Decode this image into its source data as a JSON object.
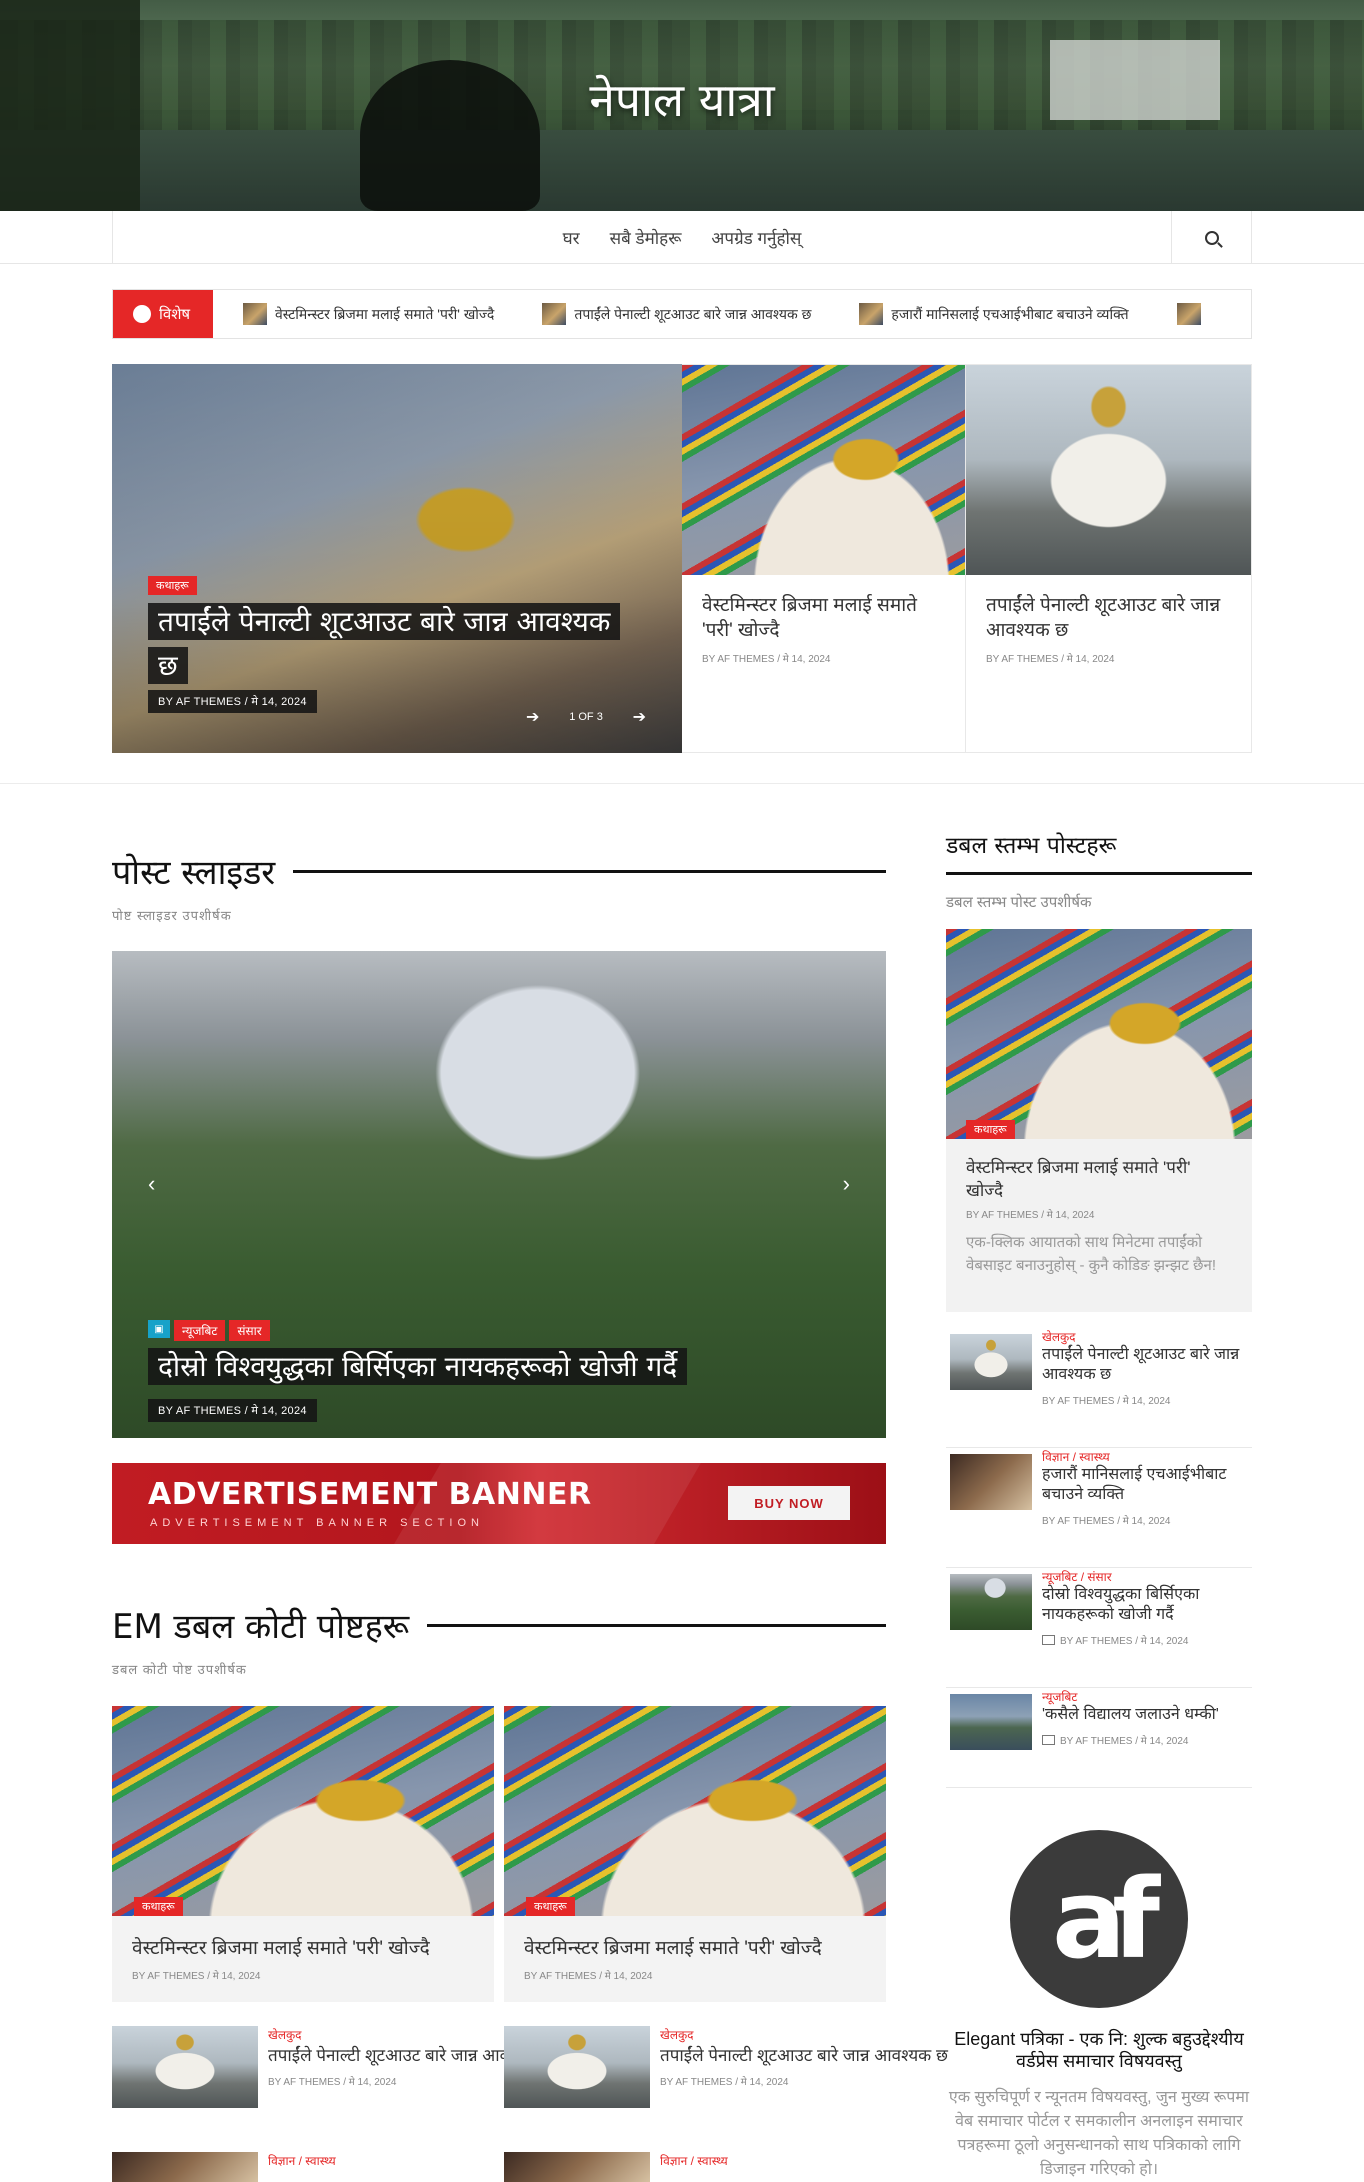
{
  "site": {
    "title": "नेपाल यात्रा"
  },
  "nav": {
    "items": [
      "घर",
      "सबै डेमोहरू",
      "अपग्रेड गर्नुहोस्"
    ]
  },
  "ticker": {
    "badge": "विशेष",
    "items": [
      "वेस्टमिन्स्टर ब्रिजमा मलाई समाते 'परी' खोज्दै",
      "तपाईंले पेनाल्टी शूटआउट बारे जान्न आवश्यक छ",
      "हजारौं मानिसलाई एचआईभीबाट बचाउने व्यक्ति"
    ]
  },
  "featured": {
    "main": {
      "category": "कथाहरू",
      "title": "तपाईंले पेनाल्टी शूटआउट बारे जान्न आवश्यक छ",
      "meta": "BY AF THEMES  /  मे 14, 2024",
      "pager": "1 OF 3"
    },
    "cards": [
      {
        "title": "वेस्टमिन्स्टर ब्रिजमा मलाई समाते 'परी' खोज्दै",
        "meta": "BY AF THEMES / मे 14, 2024"
      },
      {
        "title": "तपाईंले पेनाल्टी शूटआउट बारे जान्न आवश्यक छ",
        "meta": "BY AF THEMES / मे 14, 2024"
      }
    ]
  },
  "post_slider": {
    "heading": "पोस्ट स्लाइडर",
    "subheading": "पोष्ट स्लाइडर उपशीर्षक",
    "categories": [
      "न्यूजबिट",
      "संसार"
    ],
    "title": "दोस्रो विश्वयुद्धका बिर्सिएका नायकहरूको खोजी गर्दै",
    "meta": "BY AF THEMES  /  मे 14, 2024"
  },
  "ad": {
    "title": "ADVERTISEMENT BANNER",
    "subtitle": "ADVERTISEMENT BANNER SECTION",
    "button": "BUY NOW"
  },
  "double_column": {
    "heading": "EM डबल कोटी पोष्टहरू",
    "subheading": "डबल कोटी पोष्ट उपशीर्षक",
    "cards": [
      {
        "category": "कथाहरू",
        "title": "वेस्टमिन्स्टर ब्रिजमा मलाई समाते 'परी' खोज्दै",
        "meta": "BY AF THEMES / मे 14, 2024"
      },
      {
        "category": "कथाहरू",
        "title": "वेस्टमिन्स्टर ब्रिजमा मलाई समाते 'परी' खोज्दै",
        "meta": "BY AF THEMES / मे 14, 2024"
      }
    ],
    "list": [
      {
        "category": "खेलकुद",
        "title": "तपाईंले पेनाल्टी शूटआउट बारे जान्न आवश्यक छ",
        "meta": "BY AF THEMES / मे 14, 2024"
      },
      {
        "category": "खेलकुद",
        "title": "तपाईंले पेनाल्टी शूटआउट बारे जान्न आवश्यक छ",
        "meta": "BY AF THEMES / मे 14, 2024"
      },
      {
        "category": "विज्ञान  /  स्वास्थ्य"
      },
      {
        "category": "विज्ञान  /  स्वास्थ्य"
      }
    ]
  },
  "sidebar": {
    "heading": "डबल स्तम्भ पोस्टहरू",
    "subheading": "डबल स्तम्भ पोस्ट उपशीर्षक",
    "featured": {
      "category": "कथाहरू",
      "title": "वेस्टमिन्स्टर ब्रिजमा मलाई समाते 'परी' खोज्दै",
      "meta": "BY AF THEMES / मे 14, 2024",
      "excerpt": "एक-क्लिक आयातको साथ मिनेटमा तपाईंको वेबसाइट बनाउनुहोस् - कुनै कोडिङ झन्झट छैन!"
    },
    "list": [
      {
        "category": "खेलकुद",
        "title": "तपाईंले पेनाल्टी शूटआउट बारे जान्न आवश्यक छ",
        "meta": "BY AF THEMES / मे 14, 2024"
      },
      {
        "category": "विज्ञान  /  स्वास्थ्य",
        "title": "हजारौं मानिसलाई एचआईभीबाट बचाउने व्यक्ति",
        "meta": "BY AF THEMES / मे 14, 2024"
      },
      {
        "category": "न्यूजबिट  /  संसार",
        "title": "दोस्रो विश्वयुद्धका बिर्सिएका नायकहरूको खोजी गर्दै",
        "meta": "BY AF THEMES / मे 14, 2024"
      },
      {
        "category": "न्यूजबिट",
        "title": "'कसैले विद्यालय जलाउने धम्की'",
        "meta": "BY AF THEMES / मे 14, 2024"
      }
    ],
    "about": {
      "logo": "af",
      "title": "Elegant पत्रिका - एक नि: शुल्क बहुउद्देश्यीय वर्डप्रेस समाचार विषयवस्तु",
      "description": "एक सुरुचिपूर्ण र न्यूनतम विषयवस्तु, जुन मुख्य रूपमा वेब समाचार पोर्टल र समकालीन अनलाइन समाचार पत्रहरूमा ठूलो अनुसन्धानको साथ पत्रिकाको लागि डिजाइन गरिएको हो।"
    }
  }
}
■ ■ ■ ■
TASK OBJECTIVE:
Determine how many lines of the entries above carry the string "BANNER", and give that number alone.

OUTPUT BELOW:
2